======== SUPPLIED ENTRIES ========

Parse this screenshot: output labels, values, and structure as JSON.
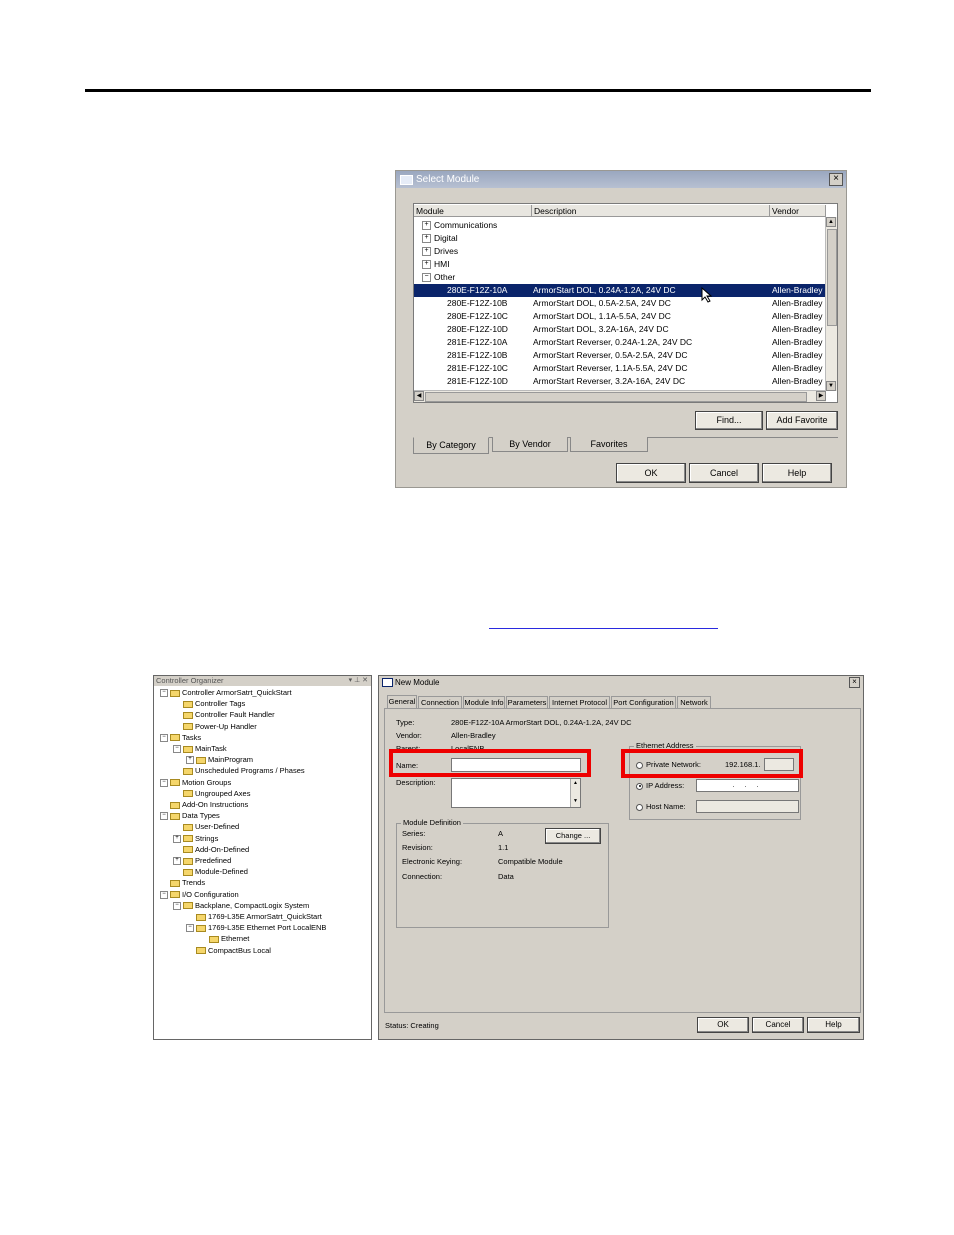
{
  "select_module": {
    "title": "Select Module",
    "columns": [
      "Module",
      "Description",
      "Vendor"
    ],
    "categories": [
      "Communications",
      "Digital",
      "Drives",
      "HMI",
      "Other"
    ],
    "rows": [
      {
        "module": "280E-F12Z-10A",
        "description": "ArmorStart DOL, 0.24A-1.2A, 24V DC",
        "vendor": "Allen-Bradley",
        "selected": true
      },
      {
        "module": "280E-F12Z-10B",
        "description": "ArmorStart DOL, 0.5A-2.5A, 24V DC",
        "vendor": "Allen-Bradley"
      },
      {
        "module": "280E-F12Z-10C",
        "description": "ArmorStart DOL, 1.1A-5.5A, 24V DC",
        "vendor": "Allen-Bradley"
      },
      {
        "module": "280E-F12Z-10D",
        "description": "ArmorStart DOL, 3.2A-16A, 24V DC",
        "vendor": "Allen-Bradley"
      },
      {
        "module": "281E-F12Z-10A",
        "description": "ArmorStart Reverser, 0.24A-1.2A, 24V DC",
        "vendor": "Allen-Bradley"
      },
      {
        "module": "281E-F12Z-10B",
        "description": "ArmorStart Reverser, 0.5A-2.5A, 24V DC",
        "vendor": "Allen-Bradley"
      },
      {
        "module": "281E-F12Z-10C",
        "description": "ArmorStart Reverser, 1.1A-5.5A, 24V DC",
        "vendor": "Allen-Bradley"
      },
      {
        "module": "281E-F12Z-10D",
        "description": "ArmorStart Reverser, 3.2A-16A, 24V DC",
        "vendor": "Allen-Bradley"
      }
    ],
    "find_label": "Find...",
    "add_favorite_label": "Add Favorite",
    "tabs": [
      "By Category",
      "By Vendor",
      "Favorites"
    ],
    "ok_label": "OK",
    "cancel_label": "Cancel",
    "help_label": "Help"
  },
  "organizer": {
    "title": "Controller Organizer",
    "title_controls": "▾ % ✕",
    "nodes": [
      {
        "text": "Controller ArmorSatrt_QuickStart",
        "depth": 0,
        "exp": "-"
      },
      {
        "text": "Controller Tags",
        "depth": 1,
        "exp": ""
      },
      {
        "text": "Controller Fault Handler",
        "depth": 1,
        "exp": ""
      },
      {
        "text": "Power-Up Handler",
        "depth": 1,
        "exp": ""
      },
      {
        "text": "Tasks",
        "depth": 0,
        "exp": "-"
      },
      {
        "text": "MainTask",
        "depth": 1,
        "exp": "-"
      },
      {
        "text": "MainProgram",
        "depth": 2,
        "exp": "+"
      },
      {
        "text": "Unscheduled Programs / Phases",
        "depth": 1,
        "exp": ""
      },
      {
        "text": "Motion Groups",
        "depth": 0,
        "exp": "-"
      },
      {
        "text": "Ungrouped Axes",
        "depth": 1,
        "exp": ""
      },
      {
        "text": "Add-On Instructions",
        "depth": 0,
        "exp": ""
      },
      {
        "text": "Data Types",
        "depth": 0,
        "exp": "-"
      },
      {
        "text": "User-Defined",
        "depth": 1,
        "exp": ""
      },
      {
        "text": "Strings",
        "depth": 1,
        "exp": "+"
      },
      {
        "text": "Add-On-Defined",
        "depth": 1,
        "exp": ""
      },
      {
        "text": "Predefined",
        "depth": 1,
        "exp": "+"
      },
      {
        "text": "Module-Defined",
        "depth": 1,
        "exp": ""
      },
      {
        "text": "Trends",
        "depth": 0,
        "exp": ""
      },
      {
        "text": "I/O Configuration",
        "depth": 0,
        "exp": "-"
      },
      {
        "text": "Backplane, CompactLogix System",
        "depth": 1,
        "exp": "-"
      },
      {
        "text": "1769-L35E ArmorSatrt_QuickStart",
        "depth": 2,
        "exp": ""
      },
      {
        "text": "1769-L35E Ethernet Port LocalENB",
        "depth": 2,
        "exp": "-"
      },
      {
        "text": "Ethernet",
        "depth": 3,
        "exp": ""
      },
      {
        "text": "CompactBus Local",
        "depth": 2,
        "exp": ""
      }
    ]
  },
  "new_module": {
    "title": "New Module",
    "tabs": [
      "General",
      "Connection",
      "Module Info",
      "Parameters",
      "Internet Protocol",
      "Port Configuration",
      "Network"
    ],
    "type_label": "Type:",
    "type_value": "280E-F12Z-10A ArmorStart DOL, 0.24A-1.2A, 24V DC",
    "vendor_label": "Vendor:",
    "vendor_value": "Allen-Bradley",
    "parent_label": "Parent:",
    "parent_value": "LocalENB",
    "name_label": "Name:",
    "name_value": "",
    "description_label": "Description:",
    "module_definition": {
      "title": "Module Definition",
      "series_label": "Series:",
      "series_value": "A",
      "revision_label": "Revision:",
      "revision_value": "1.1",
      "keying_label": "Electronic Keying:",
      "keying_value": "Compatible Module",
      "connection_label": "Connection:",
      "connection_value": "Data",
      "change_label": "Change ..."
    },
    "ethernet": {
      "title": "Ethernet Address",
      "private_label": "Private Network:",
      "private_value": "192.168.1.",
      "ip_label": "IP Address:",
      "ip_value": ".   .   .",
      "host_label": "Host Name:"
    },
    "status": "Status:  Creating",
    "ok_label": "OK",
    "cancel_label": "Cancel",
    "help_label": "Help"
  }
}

========
======== SUPPLIED ENTRIES ========

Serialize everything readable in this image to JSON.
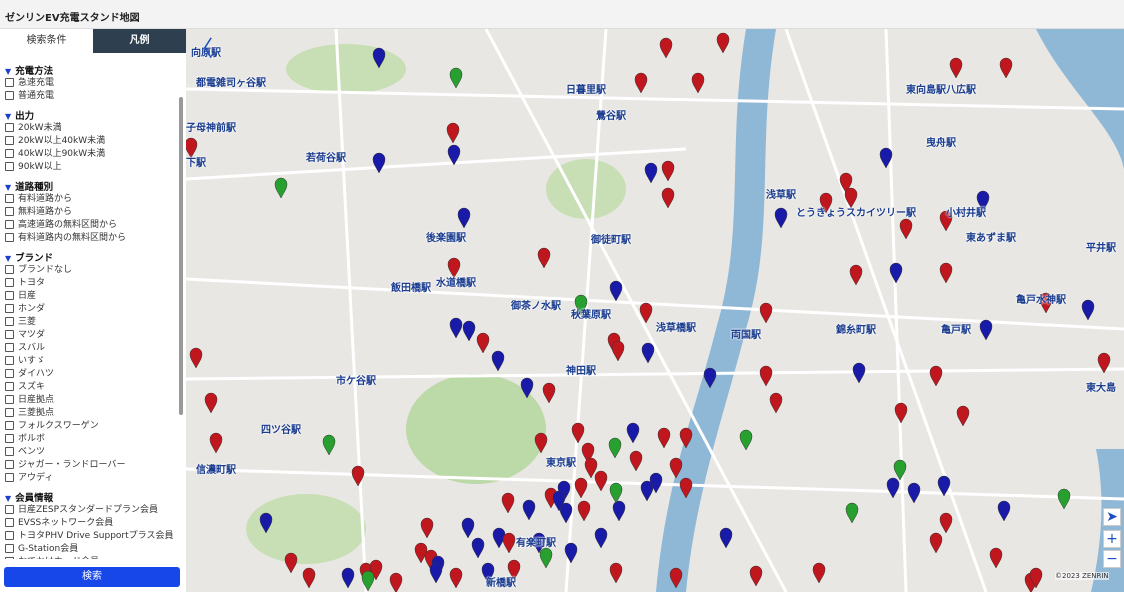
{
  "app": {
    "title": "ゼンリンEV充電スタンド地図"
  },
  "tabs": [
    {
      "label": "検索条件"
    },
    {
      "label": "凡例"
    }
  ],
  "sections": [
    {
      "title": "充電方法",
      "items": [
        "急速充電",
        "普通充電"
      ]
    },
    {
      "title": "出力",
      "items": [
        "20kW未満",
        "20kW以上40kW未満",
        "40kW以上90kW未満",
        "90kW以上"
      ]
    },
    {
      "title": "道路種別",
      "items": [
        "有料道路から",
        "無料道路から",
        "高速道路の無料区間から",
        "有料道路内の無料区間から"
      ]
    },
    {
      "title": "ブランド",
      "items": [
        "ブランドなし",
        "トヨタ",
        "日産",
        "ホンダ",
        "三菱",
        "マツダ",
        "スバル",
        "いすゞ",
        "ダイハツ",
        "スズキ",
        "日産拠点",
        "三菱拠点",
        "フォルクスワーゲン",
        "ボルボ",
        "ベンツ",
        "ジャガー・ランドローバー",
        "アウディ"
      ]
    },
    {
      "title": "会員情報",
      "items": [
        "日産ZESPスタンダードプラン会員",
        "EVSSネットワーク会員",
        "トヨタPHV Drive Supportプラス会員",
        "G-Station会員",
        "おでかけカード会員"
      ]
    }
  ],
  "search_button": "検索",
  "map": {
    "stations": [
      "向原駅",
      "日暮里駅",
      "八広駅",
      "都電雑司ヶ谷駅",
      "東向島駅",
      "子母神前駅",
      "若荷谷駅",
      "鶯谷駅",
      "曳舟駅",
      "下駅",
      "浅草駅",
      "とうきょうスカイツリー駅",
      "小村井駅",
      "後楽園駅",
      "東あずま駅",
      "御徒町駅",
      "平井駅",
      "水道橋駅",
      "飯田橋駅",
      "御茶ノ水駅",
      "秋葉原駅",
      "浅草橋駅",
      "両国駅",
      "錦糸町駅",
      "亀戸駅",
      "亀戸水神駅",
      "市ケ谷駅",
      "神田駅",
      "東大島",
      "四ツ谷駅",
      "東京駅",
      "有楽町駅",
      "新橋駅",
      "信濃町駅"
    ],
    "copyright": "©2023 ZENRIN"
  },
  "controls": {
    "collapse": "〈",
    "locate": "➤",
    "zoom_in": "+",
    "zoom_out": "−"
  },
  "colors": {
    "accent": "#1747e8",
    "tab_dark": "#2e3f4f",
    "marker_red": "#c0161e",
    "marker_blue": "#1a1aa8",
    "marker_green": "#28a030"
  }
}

========

*TASK TO COMPLETE*:
Search the data above for the word "JSON", then gather each line in which it appears.

*FINAL RESULT*:
Parse this screenshot: output labels, values, and structure as JSON.
Serialize everything readable in this image to JSON.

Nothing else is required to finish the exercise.